[Start ENTRIES SUPPLIED]
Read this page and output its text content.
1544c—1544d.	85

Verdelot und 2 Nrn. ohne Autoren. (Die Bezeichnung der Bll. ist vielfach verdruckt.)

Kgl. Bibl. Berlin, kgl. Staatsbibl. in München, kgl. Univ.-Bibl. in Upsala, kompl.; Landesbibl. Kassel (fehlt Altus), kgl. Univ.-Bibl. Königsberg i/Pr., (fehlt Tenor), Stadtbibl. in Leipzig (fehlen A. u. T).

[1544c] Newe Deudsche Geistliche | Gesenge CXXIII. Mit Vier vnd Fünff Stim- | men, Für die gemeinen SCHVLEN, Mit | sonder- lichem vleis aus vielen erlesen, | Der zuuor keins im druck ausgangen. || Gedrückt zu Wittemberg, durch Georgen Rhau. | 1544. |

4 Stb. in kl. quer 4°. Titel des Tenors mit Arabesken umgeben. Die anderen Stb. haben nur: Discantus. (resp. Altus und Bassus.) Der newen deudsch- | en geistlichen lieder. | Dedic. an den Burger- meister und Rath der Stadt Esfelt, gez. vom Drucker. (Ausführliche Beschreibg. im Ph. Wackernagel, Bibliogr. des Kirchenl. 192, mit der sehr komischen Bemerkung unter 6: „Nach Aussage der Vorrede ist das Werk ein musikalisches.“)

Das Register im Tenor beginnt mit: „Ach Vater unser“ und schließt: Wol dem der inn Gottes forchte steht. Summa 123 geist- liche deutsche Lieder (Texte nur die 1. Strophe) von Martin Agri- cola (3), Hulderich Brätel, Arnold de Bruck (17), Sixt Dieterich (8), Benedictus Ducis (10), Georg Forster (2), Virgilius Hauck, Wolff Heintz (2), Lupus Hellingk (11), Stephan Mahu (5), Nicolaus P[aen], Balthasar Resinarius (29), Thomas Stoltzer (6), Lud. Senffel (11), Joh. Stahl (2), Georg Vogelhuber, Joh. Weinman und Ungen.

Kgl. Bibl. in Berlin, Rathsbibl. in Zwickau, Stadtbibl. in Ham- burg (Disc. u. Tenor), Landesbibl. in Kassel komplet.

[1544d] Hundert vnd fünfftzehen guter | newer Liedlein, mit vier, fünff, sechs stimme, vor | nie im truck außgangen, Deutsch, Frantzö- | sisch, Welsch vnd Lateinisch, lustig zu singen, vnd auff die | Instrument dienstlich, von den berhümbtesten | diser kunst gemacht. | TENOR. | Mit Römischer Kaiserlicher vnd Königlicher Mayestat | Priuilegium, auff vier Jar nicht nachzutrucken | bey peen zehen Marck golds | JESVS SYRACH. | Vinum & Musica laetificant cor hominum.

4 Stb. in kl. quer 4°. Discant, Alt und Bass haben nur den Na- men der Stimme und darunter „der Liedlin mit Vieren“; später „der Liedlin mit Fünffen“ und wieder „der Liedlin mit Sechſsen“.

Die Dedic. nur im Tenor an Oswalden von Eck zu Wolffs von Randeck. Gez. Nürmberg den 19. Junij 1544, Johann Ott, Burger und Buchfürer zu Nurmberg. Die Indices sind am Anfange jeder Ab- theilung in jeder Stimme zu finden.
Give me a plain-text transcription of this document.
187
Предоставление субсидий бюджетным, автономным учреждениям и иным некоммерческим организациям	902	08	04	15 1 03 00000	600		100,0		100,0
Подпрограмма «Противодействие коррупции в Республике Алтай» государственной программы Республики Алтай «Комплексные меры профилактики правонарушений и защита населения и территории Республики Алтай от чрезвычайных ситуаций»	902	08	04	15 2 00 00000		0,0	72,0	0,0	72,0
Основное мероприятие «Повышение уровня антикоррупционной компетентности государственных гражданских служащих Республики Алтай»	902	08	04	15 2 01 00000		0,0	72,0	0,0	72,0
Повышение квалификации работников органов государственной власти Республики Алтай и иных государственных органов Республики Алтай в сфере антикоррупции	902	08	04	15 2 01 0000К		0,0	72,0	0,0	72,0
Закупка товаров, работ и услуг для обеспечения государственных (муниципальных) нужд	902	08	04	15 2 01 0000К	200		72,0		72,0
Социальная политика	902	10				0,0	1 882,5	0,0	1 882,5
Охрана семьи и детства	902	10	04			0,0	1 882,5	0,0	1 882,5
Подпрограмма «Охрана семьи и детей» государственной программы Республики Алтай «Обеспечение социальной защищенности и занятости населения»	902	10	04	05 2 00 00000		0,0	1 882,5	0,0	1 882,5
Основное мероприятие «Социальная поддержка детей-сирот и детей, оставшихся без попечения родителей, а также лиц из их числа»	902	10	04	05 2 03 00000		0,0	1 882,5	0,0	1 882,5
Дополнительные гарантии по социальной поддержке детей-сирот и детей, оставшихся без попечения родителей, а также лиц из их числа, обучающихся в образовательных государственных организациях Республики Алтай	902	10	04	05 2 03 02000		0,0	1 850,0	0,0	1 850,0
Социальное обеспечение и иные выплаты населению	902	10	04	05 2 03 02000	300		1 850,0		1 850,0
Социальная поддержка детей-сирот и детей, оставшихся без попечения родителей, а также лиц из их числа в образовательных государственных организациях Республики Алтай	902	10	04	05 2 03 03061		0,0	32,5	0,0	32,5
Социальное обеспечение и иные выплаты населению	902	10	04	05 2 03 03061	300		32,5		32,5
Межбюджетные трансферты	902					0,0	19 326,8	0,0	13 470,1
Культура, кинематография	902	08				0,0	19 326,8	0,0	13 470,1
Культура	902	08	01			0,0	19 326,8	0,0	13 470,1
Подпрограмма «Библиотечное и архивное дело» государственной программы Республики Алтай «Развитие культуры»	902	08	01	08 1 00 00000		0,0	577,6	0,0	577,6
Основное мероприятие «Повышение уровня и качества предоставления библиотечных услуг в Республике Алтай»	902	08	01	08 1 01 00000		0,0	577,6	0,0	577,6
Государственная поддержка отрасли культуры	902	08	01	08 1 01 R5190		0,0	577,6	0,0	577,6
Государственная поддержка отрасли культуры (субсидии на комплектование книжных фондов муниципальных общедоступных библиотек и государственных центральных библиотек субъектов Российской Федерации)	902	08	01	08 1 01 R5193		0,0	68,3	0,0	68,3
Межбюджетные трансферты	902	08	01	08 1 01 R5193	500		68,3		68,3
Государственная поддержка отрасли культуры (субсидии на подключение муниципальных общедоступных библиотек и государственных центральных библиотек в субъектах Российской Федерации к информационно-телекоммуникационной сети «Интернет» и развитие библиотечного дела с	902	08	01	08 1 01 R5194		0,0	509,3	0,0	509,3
[End ENTRIES SUPPLIED]
● PROMPT:
Gather each line from the listing above that holds "государственной".

● EXPECTED OUTPUT:
Подпрограмма «Противодействие коррупции в Республике Алтай» государственной программы Республики Алтай «Комплексные меры профилактики правонарушений и защита населения и территории Республики Алтай от чрезвычайных ситуаций»	902	08	04	15 2 00 00000		0,0	72,0	0,0	72,0
Повышение квалификации работников органов государственной власти Республики Алтай и иных государственных органов Республики Алтай в сфере антикоррупции	902	08	04	15 2 01 0000К		0,0	72,0	0,0	72,0
Подпрограмма «Охрана семьи и детей» государственной программы Республики Алтай «Обеспечение социальной защищенности и занятости населения»	902	10	04	05 2 00 00000		0,0	1 882,5	0,0	1 882,5
Подпрограмма «Библиотечное и архивное дело» государственной программы Республики Алтай «Развитие культуры»	902	08	01	08 1 00 00000		0,0	577,6	0,0	577,6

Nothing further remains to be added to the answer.